**Extract to read:**

####

Sarah did initial research to support and establish an ENVR 401 project in Fall 2010 that led to recommendations for sustainable seafood purchasing now in the process of being adopted and implemented by McGill Food & Dining Services. She organized the first ever community consultation session for McGill Food & Dining Services focused on the issue of the sustainability of campus food services and she helped organize a second and more in depth world café focused on key aspects of McGill Food & Dining Services’ 3 year sustainability strategy.
Sarah is an indefatigable co-coordinator of the innovative student-led McGill Food Systems Project, which stands on campus as a model for student-administration collaboration. With her colleagues, she has been successful in bringing stable funding and rotating internships to the organization, which will ensure its long-term viability.
Sarah co-hosted a workshop entitled Building Sustainable Student Initiatives with first-year students in partnership with the First Year Leadership office. She also regularly volunteers to host sprouting workshops in residence dining halls to build awareness and empowerment with first year students on Local Food Days. She often writes articles for the McGill Food & Dining Services’ newsletter. Sarah's energy and integrity shine through in her work and the meaningful impact she has had.
David Morris (Catalyst Award for ‘lessons learned’)
U3 Chemical Engineering
The Big Hanna in-vessel bioreactor under the Wong Building is one of the most visible commitments to sustainability at McGill. It is now composting pre-consumer waste, collected daily from several on campus locations, and providing learning opportunities to several groups of students .
Big Hanna was proposed eight years ago by the student group Gorilla Composting. It was initially proposed eight years ago by the student group Gorilla Composting as a pilot project, and finally arrived on campus in May 2010. David Morris has been the glue of the operation ever since. As a result he has been learning most from the challenges of its implementation and championing its integration into McGill’s operations.
The composter has presented technical and logistical challenges, all of which David has been central to identifying and addressing. He is responsible for recommendations for institutionalization, building an engagement strategy for integrating the composter into campus events and activities, and a final report on initial project intentions, outcomes, challenges, and lessons learned.
David and the composter team have adapted to challenges and learned through a process of iterative developmental evaluation. David has been the liaison with the project’s funding partners and balanced their various needs well with the intention of the project. Technical challenges have led to constant communication with both the local distributor, Vertal, and the maker of Big Hanna, leading to extensive modification of the machine for future production.
The Central Campus Composter has been the first large scale equipment project at McGill and as such has been a very effective pilot project not just for composting, but for any future project requiring similar collaboration and efforts to shift standard operating procedures to integrate sustainability.
Dana Lahey (Catalyst Award for Applied Student Research)

####

**Given entries:**
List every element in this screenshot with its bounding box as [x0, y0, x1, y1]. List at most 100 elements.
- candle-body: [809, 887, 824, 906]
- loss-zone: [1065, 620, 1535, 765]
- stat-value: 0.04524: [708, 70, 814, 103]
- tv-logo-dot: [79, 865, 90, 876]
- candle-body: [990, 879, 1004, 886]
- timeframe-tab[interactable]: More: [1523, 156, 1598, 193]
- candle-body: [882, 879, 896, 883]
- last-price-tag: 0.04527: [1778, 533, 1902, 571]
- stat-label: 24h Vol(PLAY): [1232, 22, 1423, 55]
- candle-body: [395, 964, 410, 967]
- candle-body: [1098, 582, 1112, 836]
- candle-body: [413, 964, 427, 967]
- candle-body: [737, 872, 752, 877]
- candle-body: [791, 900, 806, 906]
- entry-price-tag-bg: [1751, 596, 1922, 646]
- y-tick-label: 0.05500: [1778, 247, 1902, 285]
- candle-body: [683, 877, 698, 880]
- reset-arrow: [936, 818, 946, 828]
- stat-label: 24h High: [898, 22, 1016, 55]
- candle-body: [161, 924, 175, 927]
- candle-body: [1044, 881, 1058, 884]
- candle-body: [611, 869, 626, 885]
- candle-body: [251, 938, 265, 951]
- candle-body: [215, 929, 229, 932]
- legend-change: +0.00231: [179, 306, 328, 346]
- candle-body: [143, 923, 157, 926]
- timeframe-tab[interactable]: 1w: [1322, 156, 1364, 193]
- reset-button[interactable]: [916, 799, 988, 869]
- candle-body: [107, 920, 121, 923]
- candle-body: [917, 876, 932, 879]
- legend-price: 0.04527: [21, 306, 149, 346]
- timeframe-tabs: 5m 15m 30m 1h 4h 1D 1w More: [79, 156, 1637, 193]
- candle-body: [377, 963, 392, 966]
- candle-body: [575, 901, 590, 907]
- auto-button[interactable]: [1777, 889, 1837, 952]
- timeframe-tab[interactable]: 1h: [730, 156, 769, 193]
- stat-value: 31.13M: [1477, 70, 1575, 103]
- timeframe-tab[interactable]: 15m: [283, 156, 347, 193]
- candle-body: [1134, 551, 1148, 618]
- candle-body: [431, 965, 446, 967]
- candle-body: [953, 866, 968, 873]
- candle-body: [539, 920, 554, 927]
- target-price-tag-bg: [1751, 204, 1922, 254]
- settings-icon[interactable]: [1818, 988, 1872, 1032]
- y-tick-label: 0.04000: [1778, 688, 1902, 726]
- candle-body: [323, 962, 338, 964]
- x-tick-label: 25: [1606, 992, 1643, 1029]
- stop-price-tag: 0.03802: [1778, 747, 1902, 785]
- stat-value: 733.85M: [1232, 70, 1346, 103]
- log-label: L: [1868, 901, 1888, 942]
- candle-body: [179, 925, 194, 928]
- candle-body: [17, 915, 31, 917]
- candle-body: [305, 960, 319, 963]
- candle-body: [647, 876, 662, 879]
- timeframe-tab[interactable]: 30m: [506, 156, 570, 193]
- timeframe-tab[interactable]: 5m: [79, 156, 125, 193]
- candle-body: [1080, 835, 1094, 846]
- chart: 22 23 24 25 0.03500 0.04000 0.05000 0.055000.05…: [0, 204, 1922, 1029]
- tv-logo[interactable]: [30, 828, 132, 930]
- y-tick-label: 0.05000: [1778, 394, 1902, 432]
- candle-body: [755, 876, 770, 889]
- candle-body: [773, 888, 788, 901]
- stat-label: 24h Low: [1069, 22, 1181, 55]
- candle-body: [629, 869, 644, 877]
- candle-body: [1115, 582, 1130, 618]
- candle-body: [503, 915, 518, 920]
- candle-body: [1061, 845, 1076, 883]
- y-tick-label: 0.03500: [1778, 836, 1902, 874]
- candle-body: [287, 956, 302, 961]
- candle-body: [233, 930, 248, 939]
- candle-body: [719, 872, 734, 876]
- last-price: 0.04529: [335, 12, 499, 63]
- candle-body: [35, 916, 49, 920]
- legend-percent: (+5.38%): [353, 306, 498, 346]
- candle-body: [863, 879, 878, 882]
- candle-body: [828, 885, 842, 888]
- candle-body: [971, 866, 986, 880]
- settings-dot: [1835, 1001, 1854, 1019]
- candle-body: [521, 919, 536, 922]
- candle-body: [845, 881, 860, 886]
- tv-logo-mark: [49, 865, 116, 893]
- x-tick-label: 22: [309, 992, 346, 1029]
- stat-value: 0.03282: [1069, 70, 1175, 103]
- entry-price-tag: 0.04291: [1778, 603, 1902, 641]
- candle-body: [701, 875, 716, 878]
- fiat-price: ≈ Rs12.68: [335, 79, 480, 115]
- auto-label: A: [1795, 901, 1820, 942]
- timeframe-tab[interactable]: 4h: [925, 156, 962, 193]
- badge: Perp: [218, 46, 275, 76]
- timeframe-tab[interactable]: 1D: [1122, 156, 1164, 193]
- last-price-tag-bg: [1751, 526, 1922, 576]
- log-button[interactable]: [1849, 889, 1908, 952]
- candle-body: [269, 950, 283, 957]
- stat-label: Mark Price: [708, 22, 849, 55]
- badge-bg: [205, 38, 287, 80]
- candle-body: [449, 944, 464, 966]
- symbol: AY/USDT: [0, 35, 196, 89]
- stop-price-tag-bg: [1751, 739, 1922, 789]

####

**Written instruction A:**
Reproduce the passage about campus sustainability work word for word, starting with "The Central Campus" and going on through "to integrate sustainability.".
**Written instruction B:**
Transcribe the listing line for line, starting with its first line and going on through the line with "- stat-label: 24h Vol(PLAY): [1232, 22, 1423, 55]".
The listing has no connection to the passage about campus sustainability work.

**Full output A:**
The Central Campus Composter has been the first large scale equipment project at McGill and as such has been a very effective pilot project not just for composting, but for any future project requiring similar collaboration and efforts to shift standard operating procedures to integrate sustainability.

**Full output B:**
List every element in this screenshot with its bounding box as [x0, y0, x1, y1]. List at most 100 elements.
- candle-body: [809, 887, 824, 906]
- loss-zone: [1065, 620, 1535, 765]
- stat-value: 0.04524: [708, 70, 814, 103]
- tv-logo-dot: [79, 865, 90, 876]
- candle-body: [990, 879, 1004, 886]
- timeframe-tab[interactable]: More: [1523, 156, 1598, 193]
- candle-body: [882, 879, 896, 883]
- last-price-tag: 0.04527: [1778, 533, 1902, 571]
- stat-label: 24h Vol(PLAY): [1232, 22, 1423, 55]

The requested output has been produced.